● **Job**: Write the data out again, character for character, with no images.

Collected data
# # # # # # #
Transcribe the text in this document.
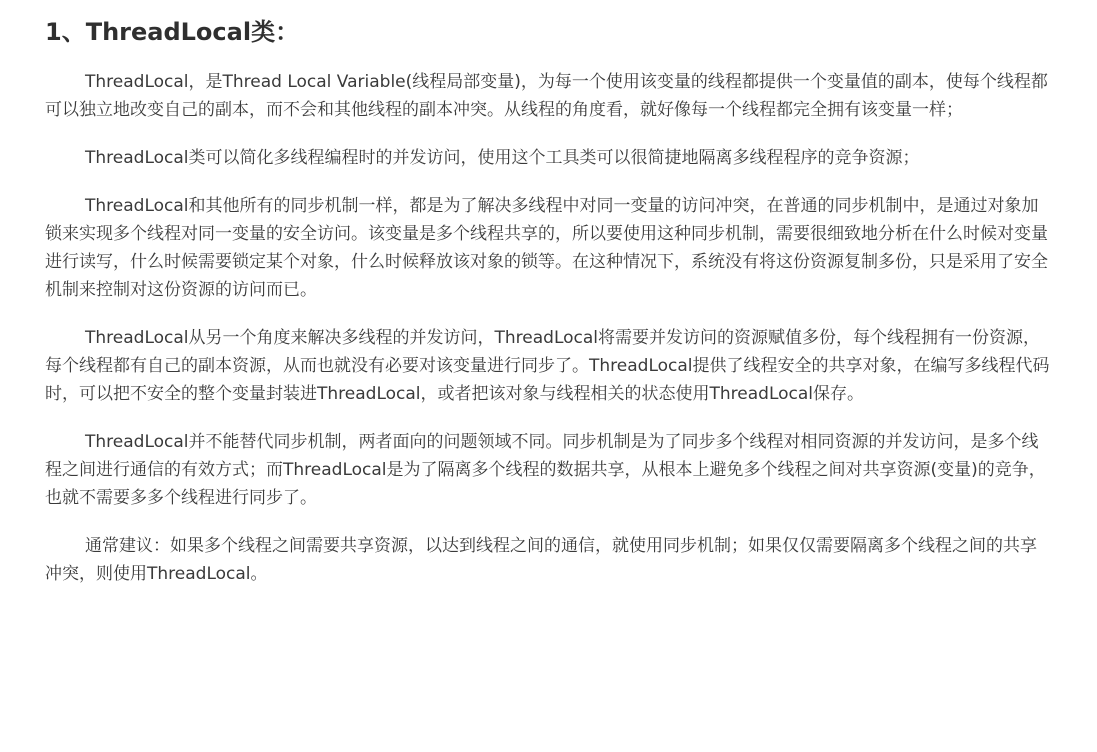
1、ThreadLocal类：

ThreadLocal，是Thread Local Variable(线程局部变量)，为每一个使用该变量的线程都提供一个变量值的副本，使每个线程都可以独立地改变自己的副本，而不会和其他线程的副本冲突。从线程的角度看，就好像每一个线程都完全拥有该变量一样；

ThreadLocal类可以简化多线程编程时的并发访问，使用这个工具类可以很简捷地隔离多线程程序的竞争资源；

ThreadLocal和其他所有的同步机制一样，都是为了解决多线程中对同一变量的访问冲突，在普通的同步机制中，是通过对象加锁来实现多个线程对同一变量的安全访问。该变量是多个线程共享的，所以要使用这种同步机制，需要很细致地分析在什么时候对变量进行读写，什么时候需要锁定某个对象，什么时候释放该对象的锁等。在这种情况下，系统没有将这份资源复制多份，只是采用了安全机制来控制对这份资源的访问而已。

ThreadLocal从另一个角度来解决多线程的并发访问，ThreadLocal将需要并发访问的资源赋值多份，每个线程拥有一份资源，每个线程都有自己的副本资源，从而也就没有必要对该变量进行同步了。ThreadLocal提供了线程安全的共享对象，在编写多线程代码时，可以把不安全的整个变量封装进ThreadLocal，或者把该对象与线程相关的状态使用ThreadLocal保存。

ThreadLocal并不能替代同步机制，两者面向的问题领域不同。同步机制是为了同步多个线程对相同资源的并发访问，是多个线程之间进行通信的有效方式；而ThreadLocal是为了隔离多个线程的数据共享，从根本上避免多个线程之间对共享资源(变量)的竞争，也就不需要多多个线程进行同步了。

通常建议：如果多个线程之间需要共享资源，以达到线程之间的通信，就使用同步机制；如果仅仅需要隔离多个线程之间的共享冲突，则使用ThreadLocal。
# # # # # # #
● **The completed task**:
Transcribe the text in this document.
1、ThreadLocal类：

ThreadLocal，是Thread Local Variable(线程局部变量)，为每一个使用该变量的线程都提供一个变量值的副本，使每个线程都可以独立地改变自己的副本，而不会和其他线程的副本冲突。从线程的角度看，就好像每一个线程都完全拥有该变量一样；

ThreadLocal类可以简化多线程编程时的并发访问，使用这个工具类可以很简捷地隔离多线程程序的竞争资源；

ThreadLocal和其他所有的同步机制一样，都是为了解决多线程中对同一变量的访问冲突，在普通的同步机制中，是通过对象加锁来实现多个线程对同一变量的安全访问。该变量是多个线程共享的，所以要使用这种同步机制，需要很细致地分析在什么时候对变量进行读写，什么时候需要锁定某个对象，什么时候释放该对象的锁等。在这种情况下，系统没有将这份资源复制多份，只是采用了安全机制来控制对这份资源的访问而已。

ThreadLocal从另一个角度来解决多线程的并发访问，ThreadLocal将需要并发访问的资源赋值多份，每个线程拥有一份资源，每个线程都有自己的副本资源，从而也就没有必要对该变量进行同步了。ThreadLocal提供了线程安全的共享对象，在编写多线程代码时，可以把不安全的整个变量封装进ThreadLocal，或者把该对象与线程相关的状态使用ThreadLocal保存。

ThreadLocal并不能替代同步机制，两者面向的问题领域不同。同步机制是为了同步多个线程对相同资源的并发访问，是多个线程之间进行通信的有效方式；而ThreadLocal是为了隔离多个线程的数据共享，从根本上避免多个线程之间对共享资源(变量)的竞争，也就不需要多多个线程进行同步了。

通常建议：如果多个线程之间需要共享资源，以达到线程之间的通信，就使用同步机制；如果仅仅需要隔离多个线程之间的共享冲突，则使用ThreadLocal。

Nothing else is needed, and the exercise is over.